#### [Task to complete]
How do the entries read from the start through the line containing "text: traditional items: otros: [205, 1078, 286, 1115]" if "body paragraph" is substituted for every "second paragraph" and nothing else changes? Give only that stretch.

►

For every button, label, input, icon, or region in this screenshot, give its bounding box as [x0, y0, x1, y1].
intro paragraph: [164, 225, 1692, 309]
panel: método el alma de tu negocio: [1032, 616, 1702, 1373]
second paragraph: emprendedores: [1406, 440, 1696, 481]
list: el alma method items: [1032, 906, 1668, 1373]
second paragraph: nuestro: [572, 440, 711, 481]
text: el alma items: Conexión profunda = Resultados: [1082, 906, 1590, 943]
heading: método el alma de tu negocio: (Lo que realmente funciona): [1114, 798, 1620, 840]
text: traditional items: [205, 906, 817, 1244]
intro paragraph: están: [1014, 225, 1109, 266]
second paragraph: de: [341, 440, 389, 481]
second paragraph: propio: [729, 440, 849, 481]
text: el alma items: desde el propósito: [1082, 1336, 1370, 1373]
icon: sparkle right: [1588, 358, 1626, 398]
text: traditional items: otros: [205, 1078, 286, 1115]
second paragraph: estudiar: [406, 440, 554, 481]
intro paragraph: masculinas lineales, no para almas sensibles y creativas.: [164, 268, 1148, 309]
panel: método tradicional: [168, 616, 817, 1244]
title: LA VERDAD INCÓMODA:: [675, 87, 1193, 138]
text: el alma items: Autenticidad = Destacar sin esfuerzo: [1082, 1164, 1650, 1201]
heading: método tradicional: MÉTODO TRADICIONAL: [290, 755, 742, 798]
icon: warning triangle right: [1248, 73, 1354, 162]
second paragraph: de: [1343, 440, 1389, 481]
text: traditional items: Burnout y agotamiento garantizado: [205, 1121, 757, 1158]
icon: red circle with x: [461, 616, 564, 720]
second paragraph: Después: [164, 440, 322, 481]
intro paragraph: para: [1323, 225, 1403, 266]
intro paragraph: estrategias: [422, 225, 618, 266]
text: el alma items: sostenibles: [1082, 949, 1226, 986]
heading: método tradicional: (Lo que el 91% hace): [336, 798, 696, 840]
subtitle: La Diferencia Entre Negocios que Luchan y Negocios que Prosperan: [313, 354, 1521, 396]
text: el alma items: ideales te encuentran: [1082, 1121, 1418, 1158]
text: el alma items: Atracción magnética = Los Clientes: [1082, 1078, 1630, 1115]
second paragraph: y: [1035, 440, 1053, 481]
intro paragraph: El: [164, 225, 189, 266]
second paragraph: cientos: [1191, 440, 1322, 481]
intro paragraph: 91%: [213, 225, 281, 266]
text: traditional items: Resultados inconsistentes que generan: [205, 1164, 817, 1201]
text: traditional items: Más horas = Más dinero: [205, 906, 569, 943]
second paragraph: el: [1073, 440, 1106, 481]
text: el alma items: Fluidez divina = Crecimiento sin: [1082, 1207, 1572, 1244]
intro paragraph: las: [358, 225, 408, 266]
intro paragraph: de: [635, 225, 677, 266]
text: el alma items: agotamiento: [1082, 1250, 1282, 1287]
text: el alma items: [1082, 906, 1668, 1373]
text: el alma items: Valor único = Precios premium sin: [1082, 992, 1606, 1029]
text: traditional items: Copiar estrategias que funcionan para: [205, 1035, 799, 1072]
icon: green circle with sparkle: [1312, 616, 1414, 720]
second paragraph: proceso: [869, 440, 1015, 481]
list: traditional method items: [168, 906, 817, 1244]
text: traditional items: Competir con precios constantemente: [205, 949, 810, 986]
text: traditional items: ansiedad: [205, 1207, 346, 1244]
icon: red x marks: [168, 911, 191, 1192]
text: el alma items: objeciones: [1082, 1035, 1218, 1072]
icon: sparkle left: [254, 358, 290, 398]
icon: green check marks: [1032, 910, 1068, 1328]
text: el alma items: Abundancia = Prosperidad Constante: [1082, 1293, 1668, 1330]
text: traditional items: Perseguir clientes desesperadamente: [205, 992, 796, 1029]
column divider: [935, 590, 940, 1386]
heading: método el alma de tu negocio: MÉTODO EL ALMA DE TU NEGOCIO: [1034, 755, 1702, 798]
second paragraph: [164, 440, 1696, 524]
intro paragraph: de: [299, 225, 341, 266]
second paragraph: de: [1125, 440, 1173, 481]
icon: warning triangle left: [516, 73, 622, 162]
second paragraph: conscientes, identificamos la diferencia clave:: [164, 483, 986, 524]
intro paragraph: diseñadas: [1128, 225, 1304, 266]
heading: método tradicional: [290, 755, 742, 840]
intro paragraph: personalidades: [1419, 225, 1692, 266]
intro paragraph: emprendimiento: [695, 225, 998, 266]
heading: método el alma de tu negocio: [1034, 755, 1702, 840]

◄

#### [Response]
For every button, label, input, icon, or region in this screenshot, give its bounding box as [x0, y0, x1, y1].
intro paragraph: [164, 225, 1692, 309]
panel: método el alma de tu negocio: [1032, 616, 1702, 1373]
body paragraph: emprendedores: [1406, 440, 1696, 481]
list: el alma method items: [1032, 906, 1668, 1373]
body paragraph: nuestro: [572, 440, 711, 481]
text: el alma items: Conexión profunda = Resultados: [1082, 906, 1590, 943]
heading: método el alma de tu negocio: (Lo que realmente funciona): [1114, 798, 1620, 840]
text: traditional items: [205, 906, 817, 1244]
intro paragraph: están: [1014, 225, 1109, 266]
body paragraph: de: [341, 440, 389, 481]
body paragraph: propio: [729, 440, 849, 481]
text: el alma items: desde el propósito: [1082, 1336, 1370, 1373]
icon: sparkle right: [1588, 358, 1626, 398]
text: traditional items: otros: [205, 1078, 286, 1115]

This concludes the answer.